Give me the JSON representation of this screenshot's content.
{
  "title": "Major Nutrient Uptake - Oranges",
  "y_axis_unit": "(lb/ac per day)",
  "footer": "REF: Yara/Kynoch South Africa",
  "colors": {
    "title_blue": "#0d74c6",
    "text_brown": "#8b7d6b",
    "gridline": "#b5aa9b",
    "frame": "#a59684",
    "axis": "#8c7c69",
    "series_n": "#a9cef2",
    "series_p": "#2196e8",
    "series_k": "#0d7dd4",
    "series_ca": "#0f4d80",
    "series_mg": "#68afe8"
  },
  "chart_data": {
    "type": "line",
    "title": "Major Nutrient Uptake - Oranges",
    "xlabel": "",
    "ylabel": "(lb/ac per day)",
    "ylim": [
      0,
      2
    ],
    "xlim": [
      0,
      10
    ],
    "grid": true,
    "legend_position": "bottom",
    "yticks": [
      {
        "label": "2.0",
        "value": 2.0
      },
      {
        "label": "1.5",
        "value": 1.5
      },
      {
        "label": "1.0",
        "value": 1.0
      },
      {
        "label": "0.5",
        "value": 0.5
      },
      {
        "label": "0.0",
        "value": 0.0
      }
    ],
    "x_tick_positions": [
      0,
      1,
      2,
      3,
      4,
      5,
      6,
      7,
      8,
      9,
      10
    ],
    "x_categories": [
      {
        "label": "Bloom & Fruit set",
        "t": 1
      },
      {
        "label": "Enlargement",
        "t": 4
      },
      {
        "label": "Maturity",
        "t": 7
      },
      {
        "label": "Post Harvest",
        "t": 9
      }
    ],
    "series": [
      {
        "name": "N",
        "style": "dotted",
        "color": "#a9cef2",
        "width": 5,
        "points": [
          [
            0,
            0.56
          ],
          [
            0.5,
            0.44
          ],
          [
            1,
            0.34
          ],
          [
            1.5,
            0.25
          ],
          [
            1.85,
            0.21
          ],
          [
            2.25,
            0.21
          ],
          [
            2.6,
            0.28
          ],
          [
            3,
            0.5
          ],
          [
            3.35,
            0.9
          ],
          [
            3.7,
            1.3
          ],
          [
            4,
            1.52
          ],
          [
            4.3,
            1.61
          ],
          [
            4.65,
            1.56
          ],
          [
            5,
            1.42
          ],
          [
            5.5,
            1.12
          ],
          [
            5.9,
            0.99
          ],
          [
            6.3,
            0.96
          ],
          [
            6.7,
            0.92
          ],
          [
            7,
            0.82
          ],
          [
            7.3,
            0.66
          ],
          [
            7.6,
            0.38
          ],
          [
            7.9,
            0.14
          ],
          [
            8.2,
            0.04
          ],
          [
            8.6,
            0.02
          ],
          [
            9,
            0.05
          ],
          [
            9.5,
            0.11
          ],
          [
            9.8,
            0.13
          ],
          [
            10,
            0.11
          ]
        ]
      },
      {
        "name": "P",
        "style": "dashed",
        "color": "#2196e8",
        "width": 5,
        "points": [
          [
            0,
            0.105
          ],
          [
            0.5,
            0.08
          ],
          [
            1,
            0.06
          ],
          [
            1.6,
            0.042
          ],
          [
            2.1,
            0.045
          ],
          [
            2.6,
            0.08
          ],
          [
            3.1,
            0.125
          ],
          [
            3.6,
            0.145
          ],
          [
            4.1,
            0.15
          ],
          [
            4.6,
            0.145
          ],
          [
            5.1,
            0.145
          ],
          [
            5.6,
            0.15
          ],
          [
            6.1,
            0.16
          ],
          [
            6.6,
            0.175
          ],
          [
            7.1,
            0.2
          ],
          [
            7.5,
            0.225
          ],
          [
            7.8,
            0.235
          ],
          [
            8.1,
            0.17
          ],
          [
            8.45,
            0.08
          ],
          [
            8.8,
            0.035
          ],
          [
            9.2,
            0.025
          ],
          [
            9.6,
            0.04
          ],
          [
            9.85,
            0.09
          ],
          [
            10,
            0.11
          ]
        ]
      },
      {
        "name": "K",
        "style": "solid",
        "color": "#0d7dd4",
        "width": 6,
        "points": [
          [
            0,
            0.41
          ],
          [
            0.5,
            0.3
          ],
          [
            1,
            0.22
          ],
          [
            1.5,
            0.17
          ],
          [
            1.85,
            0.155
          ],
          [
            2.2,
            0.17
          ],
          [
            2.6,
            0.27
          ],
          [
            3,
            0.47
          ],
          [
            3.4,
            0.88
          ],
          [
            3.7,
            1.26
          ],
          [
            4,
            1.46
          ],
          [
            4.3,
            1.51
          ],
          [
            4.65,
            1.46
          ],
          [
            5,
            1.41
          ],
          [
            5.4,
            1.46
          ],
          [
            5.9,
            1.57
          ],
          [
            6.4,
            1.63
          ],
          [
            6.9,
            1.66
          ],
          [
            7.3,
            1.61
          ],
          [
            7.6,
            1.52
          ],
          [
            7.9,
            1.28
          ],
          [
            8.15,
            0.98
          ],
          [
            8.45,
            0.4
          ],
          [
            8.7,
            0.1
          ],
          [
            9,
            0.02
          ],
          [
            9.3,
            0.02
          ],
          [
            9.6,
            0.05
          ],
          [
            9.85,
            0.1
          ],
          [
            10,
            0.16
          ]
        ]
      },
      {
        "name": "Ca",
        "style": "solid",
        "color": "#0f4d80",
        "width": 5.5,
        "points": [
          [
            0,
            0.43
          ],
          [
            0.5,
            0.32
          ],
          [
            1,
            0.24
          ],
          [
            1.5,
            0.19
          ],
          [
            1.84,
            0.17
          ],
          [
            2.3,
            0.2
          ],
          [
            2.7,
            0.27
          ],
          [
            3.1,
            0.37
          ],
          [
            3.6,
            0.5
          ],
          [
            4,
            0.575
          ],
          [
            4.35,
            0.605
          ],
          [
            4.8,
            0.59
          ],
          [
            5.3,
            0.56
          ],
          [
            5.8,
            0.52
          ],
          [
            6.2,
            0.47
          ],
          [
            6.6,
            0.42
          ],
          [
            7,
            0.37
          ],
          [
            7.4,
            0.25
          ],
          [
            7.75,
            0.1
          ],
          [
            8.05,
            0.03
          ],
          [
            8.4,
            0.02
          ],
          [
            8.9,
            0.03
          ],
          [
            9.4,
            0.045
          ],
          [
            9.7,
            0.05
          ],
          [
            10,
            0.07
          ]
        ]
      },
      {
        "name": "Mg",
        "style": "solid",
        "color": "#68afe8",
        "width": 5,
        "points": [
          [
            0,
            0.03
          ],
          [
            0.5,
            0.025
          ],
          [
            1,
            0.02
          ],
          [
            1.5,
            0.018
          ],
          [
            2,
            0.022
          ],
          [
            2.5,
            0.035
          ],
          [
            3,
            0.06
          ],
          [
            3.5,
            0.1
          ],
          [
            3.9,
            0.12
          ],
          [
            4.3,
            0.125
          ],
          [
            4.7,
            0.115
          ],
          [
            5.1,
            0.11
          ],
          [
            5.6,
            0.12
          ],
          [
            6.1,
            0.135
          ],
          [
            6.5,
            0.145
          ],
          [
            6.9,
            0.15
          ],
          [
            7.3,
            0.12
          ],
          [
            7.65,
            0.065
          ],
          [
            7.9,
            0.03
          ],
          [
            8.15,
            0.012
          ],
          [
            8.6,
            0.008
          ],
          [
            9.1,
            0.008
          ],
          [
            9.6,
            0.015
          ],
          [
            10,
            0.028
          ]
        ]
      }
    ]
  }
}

★ ★ ★ ★ ★ ★ ★

*Your goal:*
Quote the listing in full, please, keeping every line exact.

*Task answer:*
Give me the JSON representation of this screenshot's content.
{
  "title": "Major Nutrient Uptake - Oranges",
  "y_axis_unit": "(lb/ac per day)",
  "footer": "REF: Yara/Kynoch South Africa",
  "colors": {
    "title_blue": "#0d74c6",
    "text_brown": "#8b7d6b",
    "gridline": "#b5aa9b",
    "frame": "#a59684",
    "axis": "#8c7c69",
    "series_n": "#a9cef2",
    "series_p": "#2196e8",
    "series_k": "#0d7dd4",
    "series_ca": "#0f4d80",
    "series_mg": "#68afe8"
  },
  "chart_data": {
    "type": "line",
    "title": "Major Nutrient Uptake - Oranges",
    "xlabel": "",
    "ylabel": "(lb/ac per day)",
    "ylim": [
      0,
      2
    ],
    "xlim": [
      0,
      10
    ],
    "grid": true,
    "legend_position": "bottom",
    "yticks": [
      {
        "label": "2.0",
        "value": 2.0
      },
      {
        "label": "1.5",
        "value": 1.5
      },
      {
        "label": "1.0",
        "value": 1.0
      },
      {
        "label": "0.5",
        "value": 0.5
      },
      {
        "label": "0.0",
        "value": 0.0
      }
    ],
    "x_tick_positions": [
      0,
      1,
      2,
      3,
      4,
      5,
      6,
      7,
      8,
      9,
      10
    ],
    "x_categories": [
      {
        "label": "Bloom & Fruit set",
        "t": 1
      },
      {
        "label": "Enlargement",
        "t": 4
      },
      {
        "label": "Maturity",
        "t": 7
      },
      {
        "label": "Post Harvest",
        "t": 9
      }
    ],
    "series": [
      {
        "name": "N",
        "style": "dotted",
        "color": "#a9cef2",
        "width": 5,
        "points": [
          [
            0,
            0.56
          ],
          [
            0.5,
            0.44
          ],
          [
            1,
            0.34
          ],
          [
            1.5,
            0.25
          ],
          [
            1.85,
            0.21
          ],
          [
            2.25,
            0.21
          ],
          [
            2.6,
            0.28
          ],
          [
            3,
            0.5
          ],
          [
            3.35,
            0.9
          ],
          [
            3.7,
            1.3
          ],
          [
            4,
            1.52
          ],
          [
            4.3,
            1.61
          ],
          [
            4.65,
            1.56
          ],
          [
            5,
            1.42
          ],
          [
            5.5,
            1.12
          ],
          [
            5.9,
            0.99
          ],
          [
            6.3,
            0.96
          ],
          [
            6.7,
            0.92
          ],
          [
            7,
            0.82
          ],
          [
            7.3,
            0.66
          ],
          [
            7.6,
            0.38
          ],
          [
            7.9,
            0.14
          ],
          [
            8.2,
            0.04
          ],
          [
            8.6,
            0.02
          ],
          [
            9,
            0.05
          ],
          [
            9.5,
            0.11
          ],
          [
            9.8,
            0.13
          ],
          [
            10,
            0.11
          ]
        ]
      },
      {
        "name": "P",
        "style": "dashed",
        "color": "#2196e8",
        "width": 5,
        "points": [
          [
            0,
            0.105
          ],
          [
            0.5,
            0.08
          ],
          [
            1,
            0.06
          ],
          [
            1.6,
            0.042
          ],
          [
            2.1,
            0.045
          ],
          [
            2.6,
            0.08
          ],
          [
            3.1,
            0.125
          ],
          [
            3.6,
            0.145
          ],
          [
            4.1,
            0.15
          ],
          [
            4.6,
            0.145
          ],
          [
            5.1,
            0.145
          ],
          [
            5.6,
            0.15
          ],
          [
            6.1,
            0.16
          ],
          [
            6.6,
            0.175
          ],
          [
            7.1,
            0.2
          ],
          [
            7.5,
            0.225
          ],
          [
            7.8,
            0.235
          ],
          [
            8.1,
            0.17
          ],
          [
            8.45,
            0.08
          ],
          [
            8.8,
            0.035
          ],
          [
            9.2,
            0.025
          ],
          [
            9.6,
            0.04
          ],
          [
            9.85,
            0.09
          ],
          [
            10,
            0.11
          ]
        ]
      },
      {
        "name": "K",
        "style": "solid",
        "color": "#0d7dd4",
        "width": 6,
        "points": [
          [
            0,
            0.41
          ],
          [
            0.5,
            0.3
          ],
          [
            1,
            0.22
          ],
          [
            1.5,
            0.17
          ],
          [
            1.85,
            0.155
          ],
          [
            2.2,
            0.17
          ],
          [
            2.6,
            0.27
          ],
          [
            3,
            0.47
          ],
          [
            3.4,
            0.88
          ],
          [
            3.7,
            1.26
          ],
          [
            4,
            1.46
          ],
          [
            4.3,
            1.51
          ],
          [
            4.65,
            1.46
          ],
          [
            5,
            1.41
          ],
          [
            5.4,
            1.46
          ],
          [
            5.9,
            1.57
          ],
          [
            6.4,
            1.63
          ],
          [
            6.9,
            1.66
          ],
          [
            7.3,
            1.61
          ],
          [
            7.6,
            1.52
          ],
          [
            7.9,
            1.28
          ],
          [
            8.15,
            0.98
          ],
          [
            8.45,
            0.4
          ],
          [
            8.7,
            0.1
          ],
          [
            9,
            0.02
          ],
          [
            9.3,
            0.02
          ],
          [
            9.6,
            0.05
          ],
          [
            9.85,
            0.1
          ],
          [
            10,
            0.16
          ]
        ]
      },
      {
        "name": "Ca",
        "style": "solid",
        "color": "#0f4d80",
        "width": 5.5,
        "points": [
          [
            0,
            0.43
          ],
          [
            0.5,
            0.32
          ],
          [
            1,
            0.24
          ],
          [
            1.5,
            0.19
          ],
          [
            1.84,
            0.17
          ],
          [
            2.3,
            0.2
          ],
          [
            2.7,
            0.27
          ],
          [
            3.1,
            0.37
          ],
          [
            3.6,
            0.5
          ],
          [
            4,
            0.575
          ],
          [
            4.35,
            0.605
          ],
          [
            4.8,
            0.59
          ],
          [
            5.3,
            0.56
          ],
          [
            5.8,
            0.52
          ],
          [
            6.2,
            0.47
          ],
          [
            6.6,
            0.42
          ],
          [
            7,
            0.37
          ],
          [
            7.4,
            0.25
          ],
          [
            7.75,
            0.1
          ],
          [
            8.05,
            0.03
          ],
          [
            8.4,
            0.02
          ],
          [
            8.9,
            0.03
          ],
          [
            9.4,
            0.045
          ],
          [
            9.7,
            0.05
          ],
          [
            10,
            0.07
          ]
        ]
      },
      {
        "name": "Mg",
        "style": "solid",
        "color": "#68afe8",
        "width": 5,
        "points": [
          [
            0,
            0.03
          ],
          [
            0.5,
            0.025
          ],
          [
            1,
            0.02
          ],
          [
            1.5,
            0.018
          ],
          [
            2,
            0.022
          ],
          [
            2.5,
            0.035
          ],
          [
            3,
            0.06
          ],
          [
            3.5,
            0.1
          ],
          [
            3.9,
            0.12
          ],
          [
            4.3,
            0.125
          ],
          [
            4.7,
            0.115
          ],
          [
            5.1,
            0.11
          ],
          [
            5.6,
            0.12
          ],
          [
            6.1,
            0.135
          ],
          [
            6.5,
            0.145
          ],
          [
            6.9,
            0.15
          ],
          [
            7.3,
            0.12
          ],
          [
            7.65,
            0.065
          ],
          [
            7.9,
            0.03
          ],
          [
            8.15,
            0.012
          ],
          [
            8.6,
            0.008
          ],
          [
            9.1,
            0.008
          ],
          [
            9.6,
            0.015
          ],
          [
            10,
            0.028
          ]
        ]
      }
    ]
  }
}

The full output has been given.